* GIVEN RECORDS:
※ ※ ※

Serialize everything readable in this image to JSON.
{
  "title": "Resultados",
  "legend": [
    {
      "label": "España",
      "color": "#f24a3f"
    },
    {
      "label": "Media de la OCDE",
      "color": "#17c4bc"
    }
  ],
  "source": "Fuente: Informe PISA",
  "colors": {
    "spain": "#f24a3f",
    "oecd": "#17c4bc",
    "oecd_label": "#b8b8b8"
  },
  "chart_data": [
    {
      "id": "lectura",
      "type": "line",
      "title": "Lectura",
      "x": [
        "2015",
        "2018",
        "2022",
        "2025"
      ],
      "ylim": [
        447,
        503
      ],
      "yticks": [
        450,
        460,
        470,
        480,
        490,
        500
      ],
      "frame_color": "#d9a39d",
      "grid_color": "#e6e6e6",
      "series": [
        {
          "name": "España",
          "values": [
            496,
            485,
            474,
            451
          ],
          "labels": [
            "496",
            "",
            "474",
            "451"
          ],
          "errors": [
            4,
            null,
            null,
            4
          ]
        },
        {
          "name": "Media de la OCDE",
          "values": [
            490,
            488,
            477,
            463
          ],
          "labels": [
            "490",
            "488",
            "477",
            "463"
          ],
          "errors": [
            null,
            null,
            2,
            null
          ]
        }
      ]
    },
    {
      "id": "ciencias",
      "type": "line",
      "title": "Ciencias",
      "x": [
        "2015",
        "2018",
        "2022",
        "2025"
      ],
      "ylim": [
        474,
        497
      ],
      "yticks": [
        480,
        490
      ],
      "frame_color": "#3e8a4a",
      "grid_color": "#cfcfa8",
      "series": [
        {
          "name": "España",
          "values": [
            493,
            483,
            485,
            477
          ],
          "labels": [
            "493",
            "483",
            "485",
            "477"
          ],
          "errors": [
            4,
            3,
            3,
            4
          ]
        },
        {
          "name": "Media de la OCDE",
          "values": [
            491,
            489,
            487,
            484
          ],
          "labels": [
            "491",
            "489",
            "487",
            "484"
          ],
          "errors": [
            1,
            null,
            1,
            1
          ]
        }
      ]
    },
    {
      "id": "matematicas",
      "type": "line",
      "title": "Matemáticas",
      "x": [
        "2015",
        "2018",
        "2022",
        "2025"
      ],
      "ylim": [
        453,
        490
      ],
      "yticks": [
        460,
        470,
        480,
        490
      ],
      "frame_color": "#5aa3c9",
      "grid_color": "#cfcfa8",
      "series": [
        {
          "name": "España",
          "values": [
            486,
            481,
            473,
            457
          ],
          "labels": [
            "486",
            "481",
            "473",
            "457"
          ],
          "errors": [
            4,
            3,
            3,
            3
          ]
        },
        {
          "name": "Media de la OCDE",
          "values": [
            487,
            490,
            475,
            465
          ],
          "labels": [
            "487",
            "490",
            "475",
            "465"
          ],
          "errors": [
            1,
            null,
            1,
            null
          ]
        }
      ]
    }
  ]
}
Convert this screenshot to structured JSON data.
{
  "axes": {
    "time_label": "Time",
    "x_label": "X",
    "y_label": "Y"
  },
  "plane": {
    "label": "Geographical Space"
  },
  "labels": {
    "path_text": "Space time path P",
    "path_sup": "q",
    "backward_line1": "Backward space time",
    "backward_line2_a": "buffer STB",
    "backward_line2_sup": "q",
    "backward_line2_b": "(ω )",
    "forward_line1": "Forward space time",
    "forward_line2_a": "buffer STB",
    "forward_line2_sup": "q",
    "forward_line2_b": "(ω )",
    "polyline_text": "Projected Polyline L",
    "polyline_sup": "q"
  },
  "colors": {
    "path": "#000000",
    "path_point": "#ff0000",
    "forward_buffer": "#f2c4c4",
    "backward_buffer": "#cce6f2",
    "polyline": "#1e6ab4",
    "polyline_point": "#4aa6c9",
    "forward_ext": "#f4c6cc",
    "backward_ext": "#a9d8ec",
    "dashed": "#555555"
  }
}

※ ※ ※

Return each full line of the entries that contains the word "title".

* THE RESULT:
  "title": "Resultados",
      "title": "Lectura",
      "title": "Ciencias",
      "title": "Matemáticas",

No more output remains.